## Start Records for the exercise

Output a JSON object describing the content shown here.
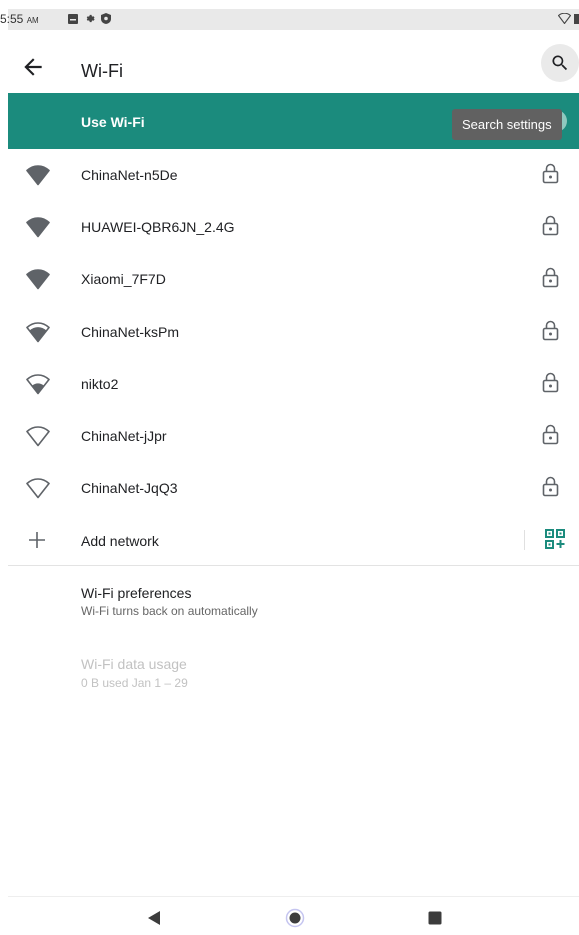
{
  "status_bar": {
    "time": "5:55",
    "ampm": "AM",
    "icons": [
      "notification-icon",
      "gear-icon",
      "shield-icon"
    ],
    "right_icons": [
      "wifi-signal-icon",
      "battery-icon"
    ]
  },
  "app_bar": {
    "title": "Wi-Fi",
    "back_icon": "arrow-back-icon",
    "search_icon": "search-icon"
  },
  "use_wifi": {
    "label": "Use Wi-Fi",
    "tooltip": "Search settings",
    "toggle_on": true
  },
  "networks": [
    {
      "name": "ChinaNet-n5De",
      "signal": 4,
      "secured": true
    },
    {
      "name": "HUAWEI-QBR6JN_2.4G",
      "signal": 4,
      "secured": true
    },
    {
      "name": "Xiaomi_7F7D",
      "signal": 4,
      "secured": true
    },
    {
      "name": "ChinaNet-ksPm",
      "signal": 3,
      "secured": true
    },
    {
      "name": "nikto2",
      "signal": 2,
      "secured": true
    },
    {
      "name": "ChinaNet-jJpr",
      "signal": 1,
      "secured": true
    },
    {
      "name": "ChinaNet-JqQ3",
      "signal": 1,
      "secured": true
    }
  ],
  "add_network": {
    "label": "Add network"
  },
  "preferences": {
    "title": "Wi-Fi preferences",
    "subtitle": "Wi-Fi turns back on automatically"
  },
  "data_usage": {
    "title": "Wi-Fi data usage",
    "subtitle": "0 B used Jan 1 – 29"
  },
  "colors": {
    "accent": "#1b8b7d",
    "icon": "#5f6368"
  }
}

## End Records for the exercise

◆ Directions:
Go through the data above and transcribe it in full, omitting any image.

◆ Exercise response:
Output a JSON object describing the content shown here.
{
  "status_bar": {
    "time": "5:55",
    "ampm": "AM",
    "icons": [
      "notification-icon",
      "gear-icon",
      "shield-icon"
    ],
    "right_icons": [
      "wifi-signal-icon",
      "battery-icon"
    ]
  },
  "app_bar": {
    "title": "Wi-Fi",
    "back_icon": "arrow-back-icon",
    "search_icon": "search-icon"
  },
  "use_wifi": {
    "label": "Use Wi-Fi",
    "tooltip": "Search settings",
    "toggle_on": true
  },
  "networks": [
    {
      "name": "ChinaNet-n5De",
      "signal": 4,
      "secured": true
    },
    {
      "name": "HUAWEI-QBR6JN_2.4G",
      "signal": 4,
      "secured": true
    },
    {
      "name": "Xiaomi_7F7D",
      "signal": 4,
      "secured": true
    },
    {
      "name": "ChinaNet-ksPm",
      "signal": 3,
      "secured": true
    },
    {
      "name": "nikto2",
      "signal": 2,
      "secured": true
    },
    {
      "name": "ChinaNet-jJpr",
      "signal": 1,
      "secured": true
    },
    {
      "name": "ChinaNet-JqQ3",
      "signal": 1,
      "secured": true
    }
  ],
  "add_network": {
    "label": "Add network"
  },
  "preferences": {
    "title": "Wi-Fi preferences",
    "subtitle": "Wi-Fi turns back on automatically"
  },
  "data_usage": {
    "title": "Wi-Fi data usage",
    "subtitle": "0 B used Jan 1 – 29"
  },
  "colors": {
    "accent": "#1b8b7d",
    "icon": "#5f6368"
  }
}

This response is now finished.